## Requirement
Update the rows below by changing every "Stream Processing Pipeline" to "Stream Ingestion Pipeline" and leaving everything else untouched. Leave out the pictures when you give the rows back.

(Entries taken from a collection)
## begin

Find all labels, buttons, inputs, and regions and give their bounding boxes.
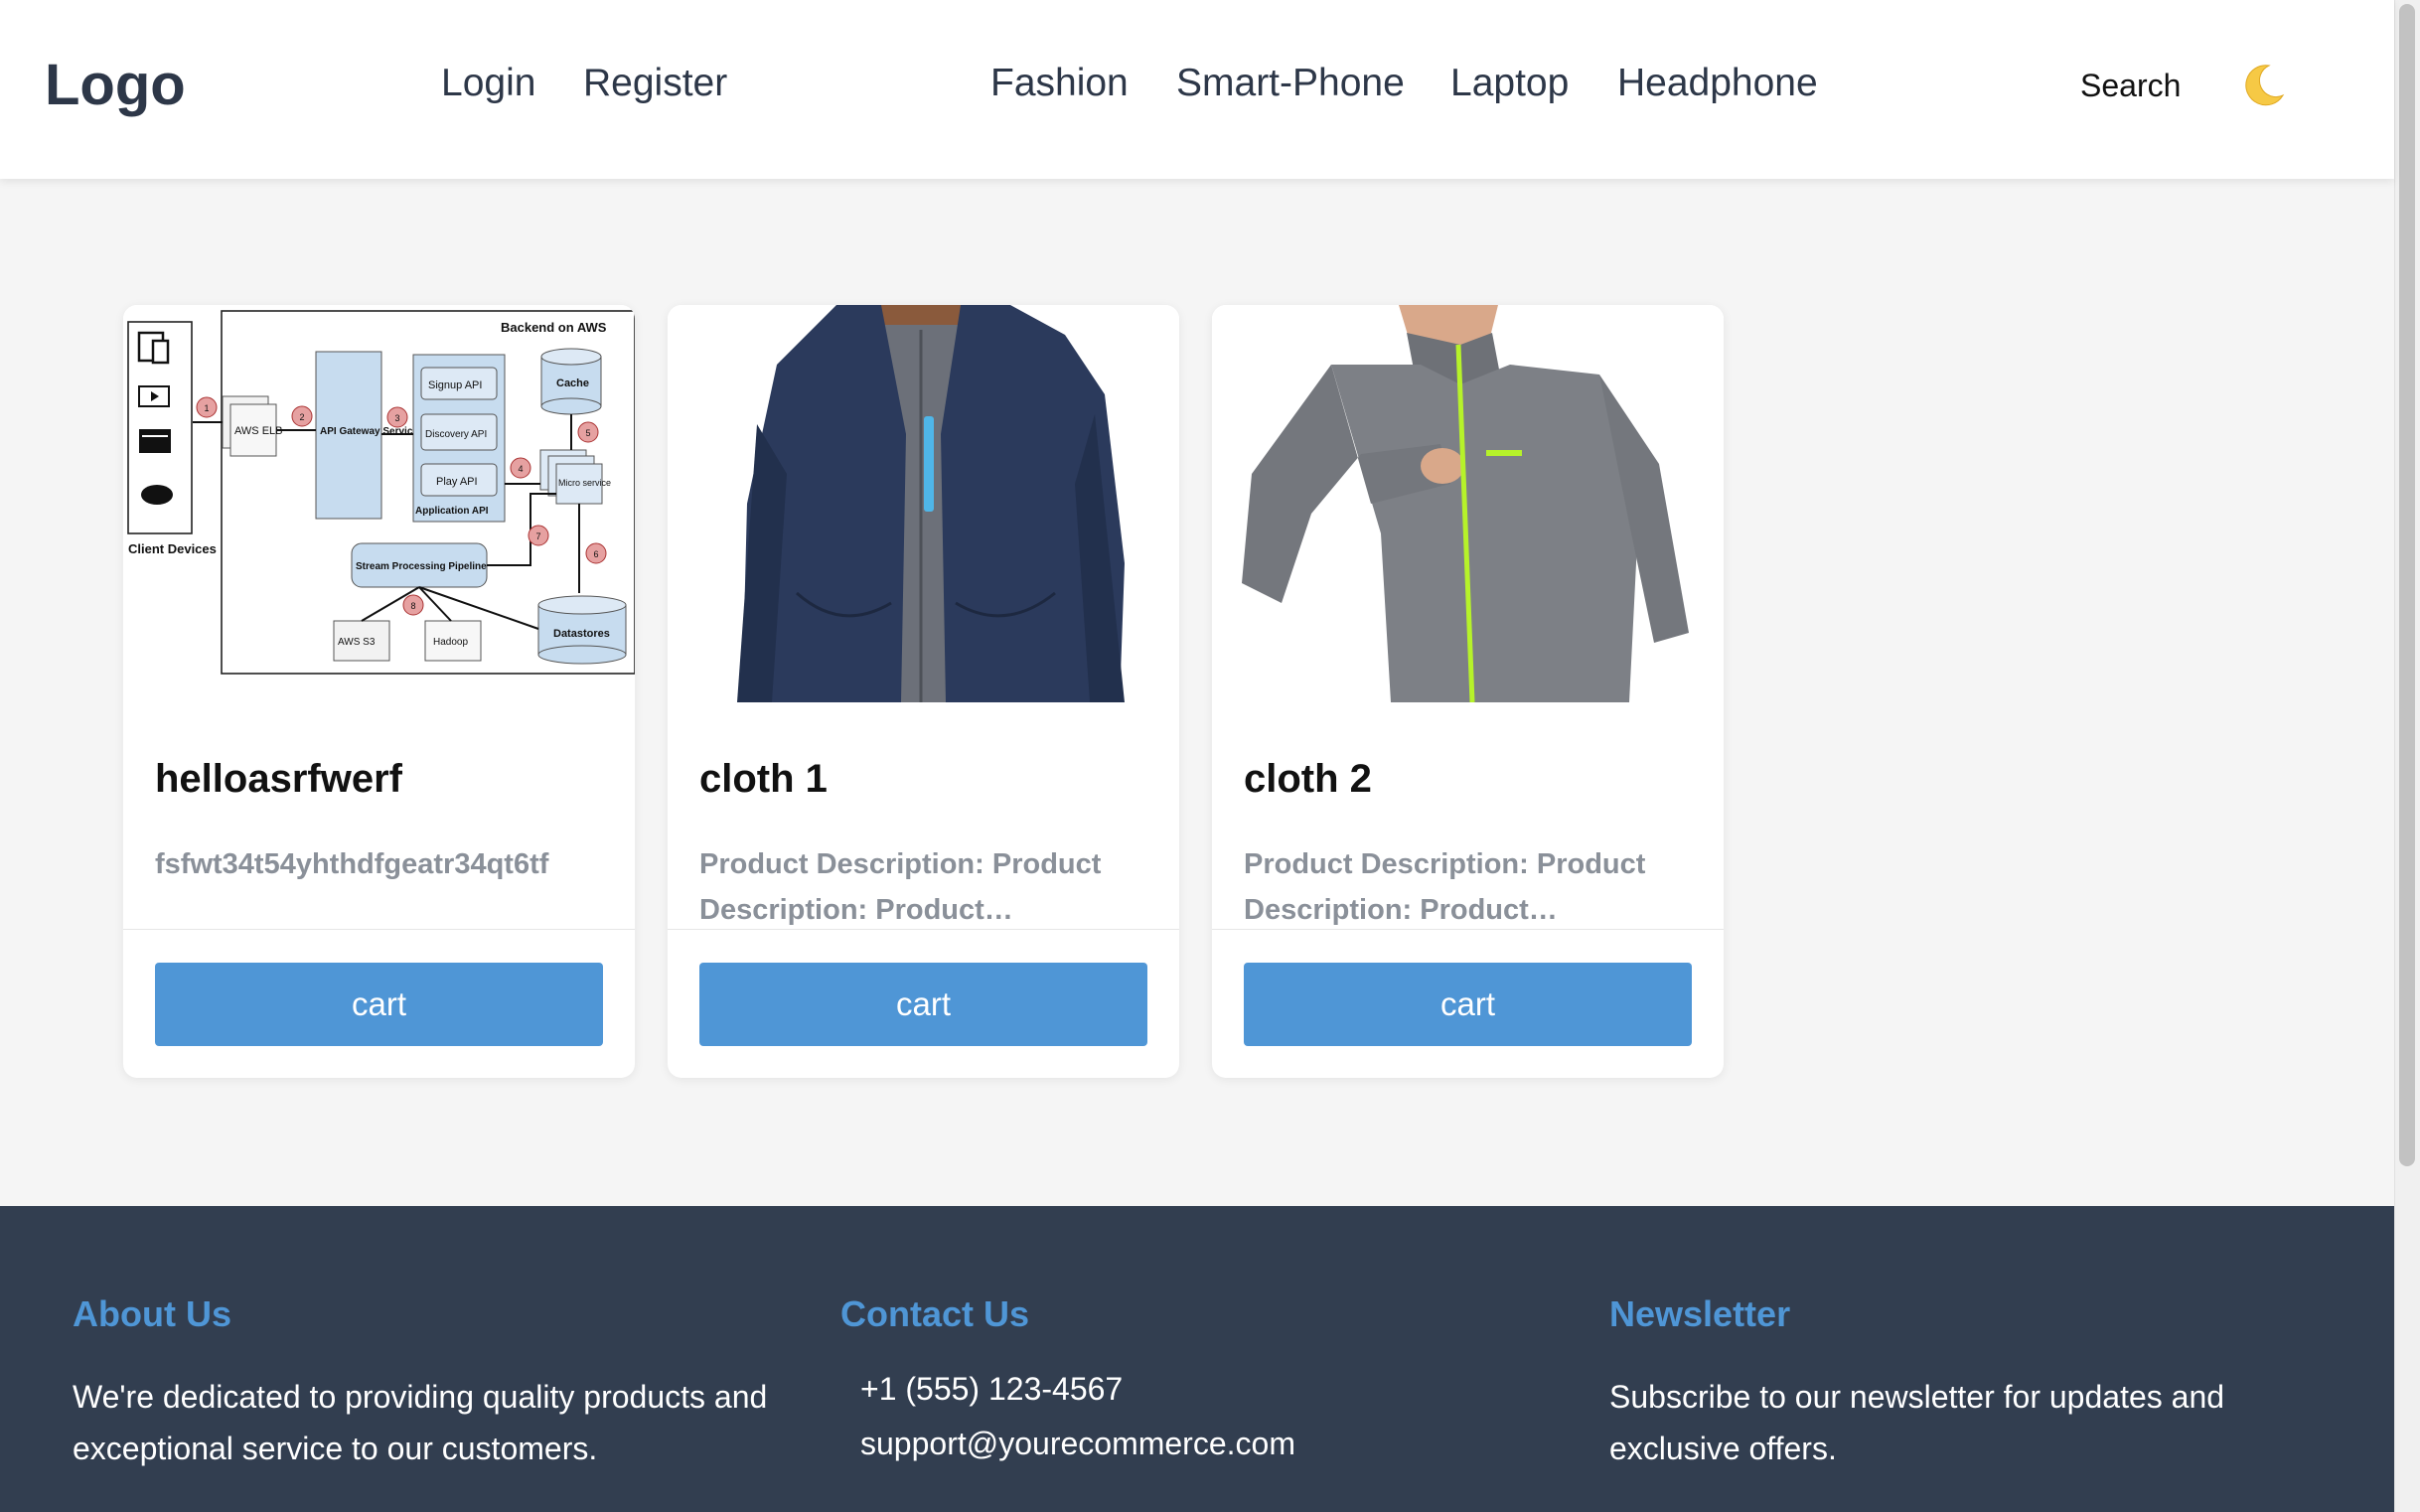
signup-api-label: Signup API <box>428 379 482 391</box>
step-1: 1 <box>204 403 209 413</box>
nav-fashion[interactable]: Fashion <box>990 62 1129 105</box>
site-footer: About Us We're dedicated to providing qu… <box>0 1206 2394 1512</box>
step-6: 6 <box>593 549 598 559</box>
footer-about: About Us We're dedicated to providing qu… <box>73 1293 808 1474</box>
scrollbar[interactable] <box>2394 0 2420 1512</box>
contact-phone[interactable]: +1 (555) 123-4567 <box>860 1371 1536 1408</box>
about-heading: About Us <box>73 1293 231 1334</box>
stream-pipeline-label: Stream Processing Pipeline <box>356 561 487 572</box>
register-link[interactable]: Register <box>583 62 727 105</box>
product-card: cloth 2 Product Description: Product Des… <box>1212 305 1724 1078</box>
logo[interactable]: Logo <box>45 52 186 118</box>
nav-headphone[interactable]: Headphone <box>1617 62 1818 105</box>
newsletter-text: Subscribe to our newsletter for updates … <box>1609 1379 2225 1466</box>
datastores-label: Datastores <box>553 628 610 640</box>
step-7: 7 <box>535 531 540 541</box>
product-image-architecture-diagram[interactable]: Client Devices Backend on AWS AWS ELB AP… <box>123 305 635 702</box>
product-description: Product Description: Product Description… <box>1244 848 1646 926</box>
contact-email[interactable]: support@yourecommerce.com <box>860 1426 1536 1462</box>
step-3: 3 <box>394 413 399 423</box>
card-divider <box>668 929 1179 930</box>
step-2: 2 <box>299 412 304 422</box>
aws-elb-label: AWS ELB <box>234 425 283 437</box>
add-to-cart-button[interactable]: cart <box>699 963 1147 1046</box>
contact-heading: Contact Us <box>840 1293 1030 1334</box>
site-header: Logo Login Register Fashion Smart-Phone … <box>0 0 2394 179</box>
product-image-navy-jacket[interactable] <box>668 305 1179 702</box>
product-title[interactable]: cloth 2 <box>1244 757 1372 802</box>
step-8: 8 <box>410 601 415 611</box>
nav-smart-phone[interactable]: Smart-Phone <box>1176 62 1405 105</box>
product-grid: Client Devices Backend on AWS AWS ELB AP… <box>0 179 2394 1206</box>
product-description: Product Description: Product Description… <box>699 848 1102 926</box>
footer-newsletter: Newsletter Subscribe to our newsletter f… <box>1609 1293 2305 1474</box>
api-gateway-label: API Gateway Service <box>320 426 418 437</box>
page: Logo Login Register Fashion Smart-Phone … <box>0 0 2420 1512</box>
application-api-label: Application API <box>415 506 489 517</box>
scrollbar-thumb[interactable] <box>2399 4 2415 1166</box>
card-divider <box>123 929 635 930</box>
client-devices-label: Client Devices <box>128 541 217 556</box>
newsletter-heading: Newsletter <box>1609 1293 1791 1334</box>
card-divider <box>1212 929 1724 930</box>
product-image-grey-jacket[interactable] <box>1212 305 1724 702</box>
login-link[interactable]: Login <box>441 62 535 105</box>
cache-label: Cache <box>556 378 589 389</box>
add-to-cart-button[interactable]: cart <box>155 963 603 1046</box>
nav-laptop[interactable]: Laptop <box>1450 62 1569 105</box>
about-text: We're dedicated to providing quality pro… <box>73 1379 768 1466</box>
footer-contact: Contact Us +1 (555) 123-4567 support@you… <box>840 1293 1536 1462</box>
aws-s3-label: AWS S3 <box>338 637 376 648</box>
product-title[interactable]: cloth 1 <box>699 757 828 802</box>
play-api-label: Play API <box>436 476 478 488</box>
product-description: fsfwt34t54yhthdfgeatr34qt6tf <box>155 848 549 880</box>
hadoop-label: Hadoop <box>433 637 468 648</box>
product-title[interactable]: helloasrfwerf <box>155 757 402 802</box>
product-card: cloth 1 Product Description: Product Des… <box>668 305 1179 1078</box>
add-to-cart-button[interactable]: cart <box>1244 963 1692 1046</box>
moon-icon[interactable] <box>2239 62 2287 109</box>
step-5: 5 <box>585 428 590 438</box>
product-card: Client Devices Backend on AWS AWS ELB AP… <box>123 305 635 1078</box>
backend-heading: Backend on AWS <box>501 320 607 335</box>
step-4: 4 <box>518 464 523 474</box>
micro-service-label: Micro service <box>558 478 611 488</box>
search-button[interactable]: Search <box>2080 68 2181 104</box>
discovery-api-label: Discovery API <box>425 429 487 440</box>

## end

## Problem solution
Find all labels, buttons, inputs, and regions and give their bounding boxes.
signup-api-label: Signup API <box>428 379 482 391</box>
step-1: 1 <box>204 403 209 413</box>
nav-fashion[interactable]: Fashion <box>990 62 1129 105</box>
site-footer: About Us We're dedicated to providing qu… <box>0 1206 2394 1512</box>
step-6: 6 <box>593 549 598 559</box>
footer-about: About Us We're dedicated to providing qu… <box>73 1293 808 1474</box>
scrollbar[interactable] <box>2394 0 2420 1512</box>
contact-phone[interactable]: +1 (555) 123-4567 <box>860 1371 1536 1408</box>
about-heading: About Us <box>73 1293 231 1334</box>
stream-pipeline-label: Stream Ingestion Pipeline <box>356 561 487 572</box>
register-link[interactable]: Register <box>583 62 727 105</box>
product-card: cloth 2 Product Description: Product Des… <box>1212 305 1724 1078</box>
logo[interactable]: Logo <box>45 52 186 118</box>
nav-headphone[interactable]: Headphone <box>1617 62 1818 105</box>
newsletter-text: Subscribe to our newsletter for updates … <box>1609 1379 2225 1466</box>
datastores-label: Datastores <box>553 628 610 640</box>
step-7: 7 <box>535 531 540 541</box>
product-image-architecture-diagram[interactable]: Client Devices Backend on AWS AWS ELB AP… <box>123 305 635 702</box>
product-description: Product Description: Product Description… <box>1244 848 1646 926</box>
contact-email[interactable]: support@yourecommerce.com <box>860 1426 1536 1462</box>
step-3: 3 <box>394 413 399 423</box>
card-divider <box>668 929 1179 930</box>
step-2: 2 <box>299 412 304 422</box>
aws-elb-label: AWS ELB <box>234 425 283 437</box>
add-to-cart-button[interactable]: cart <box>699 963 1147 1046</box>
contact-heading: Contact Us <box>840 1293 1030 1334</box>
site-header: Logo Login Register Fashion Smart-Phone … <box>0 0 2394 179</box>
product-image-navy-jacket[interactable] <box>668 305 1179 702</box>
product-title[interactable]: cloth 2 <box>1244 757 1372 802</box>
step-8: 8 <box>410 601 415 611</box>
nav-smart-phone[interactable]: Smart-Phone <box>1176 62 1405 105</box>
product-grid: Client Devices Backend on AWS AWS ELB AP… <box>0 179 2394 1206</box>
product-description: Product Description: Product Description… <box>699 848 1102 926</box>
footer-newsletter: Newsletter Subscribe to our newsletter f… <box>1609 1293 2305 1474</box>
api-gateway-label: API Gateway Service <box>320 426 418 437</box>
page: Logo Login Register Fashion Smart-Phone … <box>0 0 2420 1512</box>
application-api-label: Application API <box>415 506 489 517</box>
scrollbar-thumb[interactable] <box>2399 4 2415 1166</box>
card-divider <box>123 929 635 930</box>
client-devices-label: Client Devices <box>128 541 217 556</box>
newsletter-heading: Newsletter <box>1609 1293 1791 1334</box>
card-divider <box>1212 929 1724 930</box>
product-image-grey-jacket[interactable] <box>1212 305 1724 702</box>
login-link[interactable]: Login <box>441 62 535 105</box>
cache-label: Cache <box>556 378 589 389</box>
add-to-cart-button[interactable]: cart <box>155 963 603 1046</box>
nav-laptop[interactable]: Laptop <box>1450 62 1569 105</box>
about-text: We're dedicated to providing quality pro… <box>73 1379 768 1466</box>
footer-contact: Contact Us +1 (555) 123-4567 support@you… <box>840 1293 1536 1462</box>
aws-s3-label: AWS S3 <box>338 637 376 648</box>
product-title[interactable]: cloth 1 <box>699 757 828 802</box>
play-api-label: Play API <box>436 476 478 488</box>
product-description: fsfwt34t54yhthdfgeatr34qt6tf <box>155 848 549 880</box>
hadoop-label: Hadoop <box>433 637 468 648</box>
product-title[interactable]: helloasrfwerf <box>155 757 402 802</box>
product-card: cloth 1 Product Description: Product Des… <box>668 305 1179 1078</box>
add-to-cart-button[interactable]: cart <box>1244 963 1692 1046</box>
moon-icon[interactable] <box>2239 62 2287 109</box>
step-5: 5 <box>585 428 590 438</box>
product-card: Client Devices Backend on AWS AWS ELB AP… <box>123 305 635 1078</box>
backend-heading: Backend on AWS <box>501 320 607 335</box>
step-4: 4 <box>518 464 523 474</box>
micro-service-label: Micro service <box>558 478 611 488</box>
search-button[interactable]: Search <box>2080 68 2181 104</box>
discovery-api-label: Discovery API <box>425 429 487 440</box>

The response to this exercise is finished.